§ **Stored data**

···

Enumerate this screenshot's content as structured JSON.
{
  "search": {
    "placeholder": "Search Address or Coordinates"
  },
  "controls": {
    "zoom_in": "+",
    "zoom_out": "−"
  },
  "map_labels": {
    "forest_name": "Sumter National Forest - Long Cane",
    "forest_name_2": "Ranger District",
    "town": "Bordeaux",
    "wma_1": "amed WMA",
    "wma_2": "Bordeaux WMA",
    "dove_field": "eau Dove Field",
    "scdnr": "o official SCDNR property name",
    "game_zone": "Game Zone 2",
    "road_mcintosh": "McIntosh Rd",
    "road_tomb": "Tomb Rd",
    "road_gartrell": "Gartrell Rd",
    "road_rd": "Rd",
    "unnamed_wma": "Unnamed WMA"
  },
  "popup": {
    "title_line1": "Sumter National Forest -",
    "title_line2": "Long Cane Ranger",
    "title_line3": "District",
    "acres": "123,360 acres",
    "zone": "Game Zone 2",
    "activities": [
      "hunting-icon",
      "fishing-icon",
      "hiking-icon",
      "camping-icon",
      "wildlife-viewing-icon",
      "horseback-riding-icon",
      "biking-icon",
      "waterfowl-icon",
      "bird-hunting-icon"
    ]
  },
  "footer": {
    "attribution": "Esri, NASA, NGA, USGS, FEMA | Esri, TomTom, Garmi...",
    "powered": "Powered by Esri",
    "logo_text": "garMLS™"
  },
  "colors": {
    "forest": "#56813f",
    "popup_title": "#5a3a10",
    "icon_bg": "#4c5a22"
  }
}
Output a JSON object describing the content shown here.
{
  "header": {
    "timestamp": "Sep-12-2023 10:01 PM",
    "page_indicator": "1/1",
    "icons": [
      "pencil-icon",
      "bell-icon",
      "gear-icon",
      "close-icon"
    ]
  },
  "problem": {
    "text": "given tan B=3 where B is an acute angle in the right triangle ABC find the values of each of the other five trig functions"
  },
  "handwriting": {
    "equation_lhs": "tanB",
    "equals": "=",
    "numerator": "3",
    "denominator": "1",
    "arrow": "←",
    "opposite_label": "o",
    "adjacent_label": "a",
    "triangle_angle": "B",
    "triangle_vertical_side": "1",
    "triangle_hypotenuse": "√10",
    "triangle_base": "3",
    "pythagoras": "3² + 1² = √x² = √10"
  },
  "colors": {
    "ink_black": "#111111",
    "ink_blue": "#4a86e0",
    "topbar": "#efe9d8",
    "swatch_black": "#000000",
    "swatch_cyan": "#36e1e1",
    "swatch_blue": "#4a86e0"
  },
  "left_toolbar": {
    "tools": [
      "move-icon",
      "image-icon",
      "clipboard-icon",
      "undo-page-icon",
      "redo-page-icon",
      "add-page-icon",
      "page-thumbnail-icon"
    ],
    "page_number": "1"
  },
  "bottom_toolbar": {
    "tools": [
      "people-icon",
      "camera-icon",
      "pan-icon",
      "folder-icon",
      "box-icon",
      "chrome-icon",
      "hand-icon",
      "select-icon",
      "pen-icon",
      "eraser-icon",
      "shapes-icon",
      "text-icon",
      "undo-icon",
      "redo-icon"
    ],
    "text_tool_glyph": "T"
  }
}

···

§ **Given problem**
Please reproduce each record precisely as written.

§ **Final result**
Enumerate this screenshot's content as structured JSON.
{
  "search": {
    "placeholder": "Search Address or Coordinates"
  },
  "controls": {
    "zoom_in": "+",
    "zoom_out": "−"
  },
  "map_labels": {
    "forest_name": "Sumter National Forest - Long Cane",
    "forest_name_2": "Ranger District",
    "town": "Bordeaux",
    "wma_1": "amed WMA",
    "wma_2": "Bordeaux WMA",
    "dove_field": "eau Dove Field",
    "scdnr": "o official SCDNR property name",
    "game_zone": "Game Zone 2",
    "road_mcintosh": "McIntosh Rd",
    "road_tomb": "Tomb Rd",
    "road_gartrell": "Gartrell Rd",
    "road_rd": "Rd",
    "unnamed_wma": "Unnamed WMA"
  },
  "popup": {
    "title_line1": "Sumter National Forest -",
    "title_line2": "Long Cane Ranger",
    "title_line3": "District",
    "acres": "123,360 acres",
    "zone": "Game Zone 2",
    "activities": [
      "hunting-icon",
      "fishing-icon",
      "hiking-icon",
      "camping-icon",
      "wildlife-viewing-icon",
      "horseback-riding-icon",
      "biking-icon",
      "waterfowl-icon",
      "bird-hunting-icon"
    ]
  },
  "footer": {
    "attribution": "Esri, NASA, NGA, USGS, FEMA | Esri, TomTom, Garmi...",
    "powered": "Powered by Esri",
    "logo_text": "garMLS™"
  },
  "colors": {
    "forest": "#56813f",
    "popup_title": "#5a3a10",
    "icon_bg": "#4c5a22"
  }
}
Output a JSON object describing the content shown here.
{
  "header": {
    "timestamp": "Sep-12-2023 10:01 PM",
    "page_indicator": "1/1",
    "icons": [
      "pencil-icon",
      "bell-icon",
      "gear-icon",
      "close-icon"
    ]
  },
  "problem": {
    "text": "given tan B=3 where B is an acute angle in the right triangle ABC find the values of each of the other five trig functions"
  },
  "handwriting": {
    "equation_lhs": "tanB",
    "equals": "=",
    "numerator": "3",
    "denominator": "1",
    "arrow": "←",
    "opposite_label": "o",
    "adjacent_label": "a",
    "triangle_angle": "B",
    "triangle_vertical_side": "1",
    "triangle_hypotenuse": "√10",
    "triangle_base": "3",
    "pythagoras": "3² + 1² = √x² = √10"
  },
  "colors": {
    "ink_black": "#111111",
    "ink_blue": "#4a86e0",
    "topbar": "#efe9d8",
    "swatch_black": "#000000",
    "swatch_cyan": "#36e1e1",
    "swatch_blue": "#4a86e0"
  },
  "left_toolbar": {
    "tools": [
      "move-icon",
      "image-icon",
      "clipboard-icon",
      "undo-page-icon",
      "redo-page-icon",
      "add-page-icon",
      "page-thumbnail-icon"
    ],
    "page_number": "1"
  },
  "bottom_toolbar": {
    "tools": [
      "people-icon",
      "camera-icon",
      "pan-icon",
      "folder-icon",
      "box-icon",
      "chrome-icon",
      "hand-icon",
      "select-icon",
      "pen-icon",
      "eraser-icon",
      "shapes-icon",
      "text-icon",
      "undo-icon",
      "redo-icon"
    ],
    "text_tool_glyph": "T"
  }
}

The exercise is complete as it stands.